→ **THE PROBLEM**
Filter this material down to the lines that contain the string "Compulsivo", and return those lines.

----- RECORDS -----

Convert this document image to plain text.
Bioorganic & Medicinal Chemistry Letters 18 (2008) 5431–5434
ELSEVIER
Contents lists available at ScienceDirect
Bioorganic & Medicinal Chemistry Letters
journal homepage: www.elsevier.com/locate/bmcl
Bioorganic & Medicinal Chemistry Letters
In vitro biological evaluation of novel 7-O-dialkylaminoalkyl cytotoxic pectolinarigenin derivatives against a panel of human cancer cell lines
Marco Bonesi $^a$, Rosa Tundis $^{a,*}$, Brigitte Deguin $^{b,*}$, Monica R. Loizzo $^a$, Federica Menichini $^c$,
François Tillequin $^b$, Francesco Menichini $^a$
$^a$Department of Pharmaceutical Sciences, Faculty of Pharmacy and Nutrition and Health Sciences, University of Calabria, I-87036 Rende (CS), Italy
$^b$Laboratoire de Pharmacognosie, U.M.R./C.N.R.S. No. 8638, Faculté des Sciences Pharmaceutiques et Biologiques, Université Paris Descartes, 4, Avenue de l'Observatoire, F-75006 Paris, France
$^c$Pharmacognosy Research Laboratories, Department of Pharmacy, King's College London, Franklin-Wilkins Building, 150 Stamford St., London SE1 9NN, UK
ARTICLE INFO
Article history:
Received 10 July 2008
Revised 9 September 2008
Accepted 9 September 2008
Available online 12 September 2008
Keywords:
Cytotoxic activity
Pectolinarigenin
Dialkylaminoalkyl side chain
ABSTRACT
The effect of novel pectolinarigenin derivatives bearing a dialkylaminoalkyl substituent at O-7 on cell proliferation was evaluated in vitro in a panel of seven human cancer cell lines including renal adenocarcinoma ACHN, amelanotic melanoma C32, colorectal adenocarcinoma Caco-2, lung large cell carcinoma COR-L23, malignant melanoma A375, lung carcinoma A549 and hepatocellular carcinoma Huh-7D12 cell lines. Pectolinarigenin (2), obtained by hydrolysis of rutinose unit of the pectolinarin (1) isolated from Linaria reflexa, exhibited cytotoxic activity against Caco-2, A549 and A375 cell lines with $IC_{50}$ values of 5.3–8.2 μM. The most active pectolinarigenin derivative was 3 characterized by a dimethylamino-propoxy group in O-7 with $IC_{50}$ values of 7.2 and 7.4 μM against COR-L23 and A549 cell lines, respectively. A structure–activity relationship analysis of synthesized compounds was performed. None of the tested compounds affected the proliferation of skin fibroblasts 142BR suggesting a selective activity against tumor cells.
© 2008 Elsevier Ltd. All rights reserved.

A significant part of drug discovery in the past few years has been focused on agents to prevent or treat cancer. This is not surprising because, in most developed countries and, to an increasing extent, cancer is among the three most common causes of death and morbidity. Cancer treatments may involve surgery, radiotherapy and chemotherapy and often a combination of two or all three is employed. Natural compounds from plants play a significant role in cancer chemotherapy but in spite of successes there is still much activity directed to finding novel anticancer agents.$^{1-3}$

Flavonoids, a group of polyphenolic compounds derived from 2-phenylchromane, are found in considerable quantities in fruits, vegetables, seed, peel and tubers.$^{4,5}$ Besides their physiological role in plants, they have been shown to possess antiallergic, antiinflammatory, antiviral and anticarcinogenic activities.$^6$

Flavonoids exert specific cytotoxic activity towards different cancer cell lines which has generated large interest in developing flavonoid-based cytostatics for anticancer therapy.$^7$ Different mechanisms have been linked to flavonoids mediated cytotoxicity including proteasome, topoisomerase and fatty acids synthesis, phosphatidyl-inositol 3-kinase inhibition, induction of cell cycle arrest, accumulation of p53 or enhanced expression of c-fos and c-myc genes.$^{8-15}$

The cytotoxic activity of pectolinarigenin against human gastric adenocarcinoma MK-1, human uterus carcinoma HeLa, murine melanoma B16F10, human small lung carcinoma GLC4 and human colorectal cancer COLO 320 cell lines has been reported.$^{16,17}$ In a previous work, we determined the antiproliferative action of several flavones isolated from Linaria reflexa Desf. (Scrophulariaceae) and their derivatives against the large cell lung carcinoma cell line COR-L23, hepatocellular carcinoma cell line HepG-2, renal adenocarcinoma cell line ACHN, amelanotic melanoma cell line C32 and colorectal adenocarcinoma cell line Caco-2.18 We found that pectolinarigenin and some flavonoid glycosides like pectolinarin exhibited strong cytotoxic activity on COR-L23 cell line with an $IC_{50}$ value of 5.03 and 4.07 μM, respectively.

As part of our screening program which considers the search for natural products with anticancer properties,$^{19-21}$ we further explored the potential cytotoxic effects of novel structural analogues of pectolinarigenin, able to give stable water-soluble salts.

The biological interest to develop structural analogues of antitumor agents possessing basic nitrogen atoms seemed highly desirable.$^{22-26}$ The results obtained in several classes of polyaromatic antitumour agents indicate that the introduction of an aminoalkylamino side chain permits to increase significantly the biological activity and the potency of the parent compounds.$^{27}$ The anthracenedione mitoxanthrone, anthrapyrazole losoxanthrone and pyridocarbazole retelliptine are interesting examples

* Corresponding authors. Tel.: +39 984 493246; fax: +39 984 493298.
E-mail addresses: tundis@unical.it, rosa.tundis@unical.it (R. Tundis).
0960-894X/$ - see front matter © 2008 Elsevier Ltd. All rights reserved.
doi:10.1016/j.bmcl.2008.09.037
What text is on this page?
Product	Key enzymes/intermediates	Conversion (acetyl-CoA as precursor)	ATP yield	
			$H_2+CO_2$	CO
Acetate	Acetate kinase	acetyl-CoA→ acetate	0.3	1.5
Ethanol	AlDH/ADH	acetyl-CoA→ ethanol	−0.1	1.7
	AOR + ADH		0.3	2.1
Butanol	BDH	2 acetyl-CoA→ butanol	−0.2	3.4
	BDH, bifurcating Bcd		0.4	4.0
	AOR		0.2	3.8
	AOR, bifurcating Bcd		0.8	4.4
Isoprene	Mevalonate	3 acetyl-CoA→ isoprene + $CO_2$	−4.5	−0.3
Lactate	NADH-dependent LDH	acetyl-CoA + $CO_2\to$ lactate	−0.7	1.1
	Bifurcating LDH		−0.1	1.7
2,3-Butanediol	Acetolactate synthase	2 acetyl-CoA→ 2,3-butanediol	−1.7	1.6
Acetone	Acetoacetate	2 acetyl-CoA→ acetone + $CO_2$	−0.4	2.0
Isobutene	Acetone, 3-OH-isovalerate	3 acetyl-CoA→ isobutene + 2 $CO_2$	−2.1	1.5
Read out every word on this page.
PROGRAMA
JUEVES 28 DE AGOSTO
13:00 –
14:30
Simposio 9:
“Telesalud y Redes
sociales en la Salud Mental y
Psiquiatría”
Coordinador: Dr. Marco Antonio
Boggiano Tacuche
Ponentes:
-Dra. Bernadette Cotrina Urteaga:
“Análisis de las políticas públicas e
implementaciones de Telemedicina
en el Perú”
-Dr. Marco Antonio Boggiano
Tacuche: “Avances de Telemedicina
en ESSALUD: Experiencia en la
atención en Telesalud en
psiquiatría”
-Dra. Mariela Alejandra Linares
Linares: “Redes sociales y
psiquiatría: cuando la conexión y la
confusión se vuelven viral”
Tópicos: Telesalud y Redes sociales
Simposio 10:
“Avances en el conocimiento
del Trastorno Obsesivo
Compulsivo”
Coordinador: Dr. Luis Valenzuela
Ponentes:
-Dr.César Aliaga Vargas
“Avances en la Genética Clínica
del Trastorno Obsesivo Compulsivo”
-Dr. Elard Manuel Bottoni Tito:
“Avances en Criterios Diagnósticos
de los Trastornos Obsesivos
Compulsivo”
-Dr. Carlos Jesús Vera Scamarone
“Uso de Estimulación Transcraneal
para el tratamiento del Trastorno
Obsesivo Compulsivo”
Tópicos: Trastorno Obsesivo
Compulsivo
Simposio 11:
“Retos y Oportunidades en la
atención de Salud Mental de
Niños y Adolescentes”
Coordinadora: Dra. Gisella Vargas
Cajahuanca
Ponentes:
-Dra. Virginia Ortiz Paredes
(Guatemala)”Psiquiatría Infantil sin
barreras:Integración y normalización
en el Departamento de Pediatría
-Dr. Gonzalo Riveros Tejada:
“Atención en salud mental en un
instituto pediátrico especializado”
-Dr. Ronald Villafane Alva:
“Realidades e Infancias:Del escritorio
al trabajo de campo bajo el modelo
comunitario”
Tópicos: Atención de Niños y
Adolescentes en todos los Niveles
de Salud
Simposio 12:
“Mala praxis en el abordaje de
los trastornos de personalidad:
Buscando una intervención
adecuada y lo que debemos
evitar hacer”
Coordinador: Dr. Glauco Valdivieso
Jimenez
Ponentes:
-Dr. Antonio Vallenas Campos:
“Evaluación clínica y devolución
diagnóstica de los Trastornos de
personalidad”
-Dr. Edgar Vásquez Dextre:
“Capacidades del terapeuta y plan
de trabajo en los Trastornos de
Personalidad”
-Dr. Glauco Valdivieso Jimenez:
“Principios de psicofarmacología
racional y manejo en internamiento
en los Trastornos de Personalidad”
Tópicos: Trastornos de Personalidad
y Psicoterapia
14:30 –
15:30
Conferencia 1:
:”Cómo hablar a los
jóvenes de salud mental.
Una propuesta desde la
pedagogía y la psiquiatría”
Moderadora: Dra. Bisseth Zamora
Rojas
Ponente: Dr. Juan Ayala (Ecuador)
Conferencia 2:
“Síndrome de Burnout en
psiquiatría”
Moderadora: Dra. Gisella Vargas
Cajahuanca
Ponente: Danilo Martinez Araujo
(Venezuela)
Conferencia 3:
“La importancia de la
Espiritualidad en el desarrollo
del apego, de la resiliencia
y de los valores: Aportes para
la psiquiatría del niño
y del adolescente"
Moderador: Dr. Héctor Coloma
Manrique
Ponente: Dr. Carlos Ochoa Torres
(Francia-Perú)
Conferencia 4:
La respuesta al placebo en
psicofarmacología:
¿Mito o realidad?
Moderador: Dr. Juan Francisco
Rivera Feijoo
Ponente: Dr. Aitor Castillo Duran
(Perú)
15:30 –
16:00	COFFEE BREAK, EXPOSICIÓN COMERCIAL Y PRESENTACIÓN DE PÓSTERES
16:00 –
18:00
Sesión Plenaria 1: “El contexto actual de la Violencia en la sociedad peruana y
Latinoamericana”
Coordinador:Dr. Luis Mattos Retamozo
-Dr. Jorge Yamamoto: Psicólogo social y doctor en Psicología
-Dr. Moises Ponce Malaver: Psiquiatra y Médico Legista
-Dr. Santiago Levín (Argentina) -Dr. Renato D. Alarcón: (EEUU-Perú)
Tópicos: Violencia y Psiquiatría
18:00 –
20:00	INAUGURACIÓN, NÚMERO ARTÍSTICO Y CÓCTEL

-----

→ **WRITTEN REPLY**
Compulsivo”
del Trastorno Obsesivo Compulsivo”
Compulsivo”
Obsesivo Compulsivo”
Compulsivo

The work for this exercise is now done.